- **EXERCISE AIM**: Pick out the lines below with "label" and list them.

— start —

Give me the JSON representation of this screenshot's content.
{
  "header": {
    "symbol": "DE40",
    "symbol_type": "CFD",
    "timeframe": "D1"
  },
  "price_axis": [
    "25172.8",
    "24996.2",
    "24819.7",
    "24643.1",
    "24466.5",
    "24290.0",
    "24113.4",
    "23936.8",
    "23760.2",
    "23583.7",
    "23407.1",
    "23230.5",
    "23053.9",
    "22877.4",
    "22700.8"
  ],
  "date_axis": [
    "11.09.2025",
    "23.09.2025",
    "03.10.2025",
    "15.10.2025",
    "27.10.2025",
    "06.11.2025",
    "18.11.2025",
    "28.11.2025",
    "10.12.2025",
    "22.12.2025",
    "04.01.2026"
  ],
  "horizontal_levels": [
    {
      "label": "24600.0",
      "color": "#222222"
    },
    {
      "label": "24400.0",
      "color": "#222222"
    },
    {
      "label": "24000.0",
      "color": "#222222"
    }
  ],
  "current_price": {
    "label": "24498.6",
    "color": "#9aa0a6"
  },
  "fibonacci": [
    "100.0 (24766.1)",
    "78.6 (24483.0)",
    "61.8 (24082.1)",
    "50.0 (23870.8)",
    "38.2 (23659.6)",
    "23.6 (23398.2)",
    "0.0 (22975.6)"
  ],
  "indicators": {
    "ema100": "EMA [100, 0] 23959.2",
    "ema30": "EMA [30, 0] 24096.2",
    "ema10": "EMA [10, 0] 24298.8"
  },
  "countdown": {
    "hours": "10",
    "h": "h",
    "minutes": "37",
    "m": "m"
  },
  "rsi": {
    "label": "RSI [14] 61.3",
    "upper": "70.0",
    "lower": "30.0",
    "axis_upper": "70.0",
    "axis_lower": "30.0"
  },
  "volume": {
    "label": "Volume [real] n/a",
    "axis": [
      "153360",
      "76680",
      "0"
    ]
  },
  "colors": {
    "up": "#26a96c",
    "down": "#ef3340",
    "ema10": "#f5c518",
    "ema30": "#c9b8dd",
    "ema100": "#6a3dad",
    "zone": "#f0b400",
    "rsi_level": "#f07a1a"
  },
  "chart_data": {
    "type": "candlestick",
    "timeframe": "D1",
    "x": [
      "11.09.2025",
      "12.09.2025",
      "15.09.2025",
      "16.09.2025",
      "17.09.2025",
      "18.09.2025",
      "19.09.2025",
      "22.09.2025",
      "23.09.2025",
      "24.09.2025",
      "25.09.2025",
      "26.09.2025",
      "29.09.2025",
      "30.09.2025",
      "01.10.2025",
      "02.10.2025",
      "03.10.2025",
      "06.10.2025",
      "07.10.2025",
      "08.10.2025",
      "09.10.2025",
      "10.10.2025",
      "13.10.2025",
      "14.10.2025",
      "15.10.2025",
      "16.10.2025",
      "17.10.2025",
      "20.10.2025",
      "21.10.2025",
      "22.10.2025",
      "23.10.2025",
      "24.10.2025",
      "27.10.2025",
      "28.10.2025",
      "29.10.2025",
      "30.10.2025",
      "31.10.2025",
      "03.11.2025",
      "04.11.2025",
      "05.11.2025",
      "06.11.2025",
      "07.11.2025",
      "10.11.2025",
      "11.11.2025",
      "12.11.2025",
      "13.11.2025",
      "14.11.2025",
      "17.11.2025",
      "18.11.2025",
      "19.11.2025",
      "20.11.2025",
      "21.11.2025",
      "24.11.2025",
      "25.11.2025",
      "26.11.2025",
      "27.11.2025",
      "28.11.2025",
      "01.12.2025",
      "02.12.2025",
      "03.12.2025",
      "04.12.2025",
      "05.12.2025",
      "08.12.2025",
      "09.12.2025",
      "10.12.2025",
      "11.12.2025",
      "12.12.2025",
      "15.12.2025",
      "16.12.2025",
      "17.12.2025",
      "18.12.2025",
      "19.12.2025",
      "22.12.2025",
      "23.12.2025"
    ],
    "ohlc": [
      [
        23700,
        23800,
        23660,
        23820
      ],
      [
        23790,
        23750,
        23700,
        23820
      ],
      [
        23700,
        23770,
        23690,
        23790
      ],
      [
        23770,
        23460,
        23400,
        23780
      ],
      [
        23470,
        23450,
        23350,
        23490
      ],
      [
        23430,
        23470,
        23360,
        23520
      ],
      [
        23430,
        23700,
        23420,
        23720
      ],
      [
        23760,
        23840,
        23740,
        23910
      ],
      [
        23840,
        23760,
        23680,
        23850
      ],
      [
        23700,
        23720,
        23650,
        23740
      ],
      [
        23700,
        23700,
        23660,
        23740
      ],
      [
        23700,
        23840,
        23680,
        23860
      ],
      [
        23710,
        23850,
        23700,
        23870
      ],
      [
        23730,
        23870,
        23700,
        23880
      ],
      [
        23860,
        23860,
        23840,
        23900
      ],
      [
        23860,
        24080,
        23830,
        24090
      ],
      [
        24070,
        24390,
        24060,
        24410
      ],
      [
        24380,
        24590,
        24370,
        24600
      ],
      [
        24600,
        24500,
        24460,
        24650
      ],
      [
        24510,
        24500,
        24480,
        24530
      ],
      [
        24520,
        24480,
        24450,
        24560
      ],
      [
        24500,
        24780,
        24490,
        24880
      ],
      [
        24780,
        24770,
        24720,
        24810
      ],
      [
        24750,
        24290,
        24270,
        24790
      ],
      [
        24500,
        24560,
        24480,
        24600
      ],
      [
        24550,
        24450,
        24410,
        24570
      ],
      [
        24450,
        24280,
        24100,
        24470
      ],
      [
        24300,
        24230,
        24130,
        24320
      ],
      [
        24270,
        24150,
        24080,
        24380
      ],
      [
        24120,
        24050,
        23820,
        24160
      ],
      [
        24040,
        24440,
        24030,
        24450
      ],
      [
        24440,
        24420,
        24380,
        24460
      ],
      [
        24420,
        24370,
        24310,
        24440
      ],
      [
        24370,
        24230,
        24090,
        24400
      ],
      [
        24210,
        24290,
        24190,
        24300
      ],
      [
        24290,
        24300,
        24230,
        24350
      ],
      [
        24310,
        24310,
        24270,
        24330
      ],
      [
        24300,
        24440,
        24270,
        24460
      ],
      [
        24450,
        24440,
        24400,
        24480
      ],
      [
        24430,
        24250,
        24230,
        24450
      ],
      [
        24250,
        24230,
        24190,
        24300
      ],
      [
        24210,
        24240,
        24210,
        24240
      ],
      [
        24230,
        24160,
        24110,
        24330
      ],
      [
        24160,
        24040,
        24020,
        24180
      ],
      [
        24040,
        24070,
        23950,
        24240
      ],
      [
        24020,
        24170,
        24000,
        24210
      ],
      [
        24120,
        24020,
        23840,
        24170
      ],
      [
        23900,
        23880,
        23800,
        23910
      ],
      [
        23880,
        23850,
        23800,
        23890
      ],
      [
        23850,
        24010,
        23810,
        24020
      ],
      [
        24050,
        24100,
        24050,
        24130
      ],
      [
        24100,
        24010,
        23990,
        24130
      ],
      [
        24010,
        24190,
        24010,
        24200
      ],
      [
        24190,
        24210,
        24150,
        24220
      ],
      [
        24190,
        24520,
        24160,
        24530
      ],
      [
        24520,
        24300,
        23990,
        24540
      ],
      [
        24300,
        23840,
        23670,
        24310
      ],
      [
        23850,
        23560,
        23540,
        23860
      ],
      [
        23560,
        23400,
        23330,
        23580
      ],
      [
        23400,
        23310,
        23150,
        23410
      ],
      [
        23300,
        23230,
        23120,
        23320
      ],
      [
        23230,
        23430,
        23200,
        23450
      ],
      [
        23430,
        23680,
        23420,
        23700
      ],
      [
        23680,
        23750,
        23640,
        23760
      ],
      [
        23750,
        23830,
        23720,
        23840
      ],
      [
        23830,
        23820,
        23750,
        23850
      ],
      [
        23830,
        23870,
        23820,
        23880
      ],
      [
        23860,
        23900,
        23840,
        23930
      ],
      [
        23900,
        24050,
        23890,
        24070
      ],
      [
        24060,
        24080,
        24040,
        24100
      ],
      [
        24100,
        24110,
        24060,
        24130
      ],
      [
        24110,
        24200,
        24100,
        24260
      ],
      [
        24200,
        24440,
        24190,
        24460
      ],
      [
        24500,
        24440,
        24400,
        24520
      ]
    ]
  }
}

— end —

- **COMPLETED TASK**:
      "label": "24600.0",
      "label": "24400.0",
      "label": "24000.0",
    "label": "24498.6",
    "label": "RSI [14] 61.3",
    "label": "Volume [real] n/a",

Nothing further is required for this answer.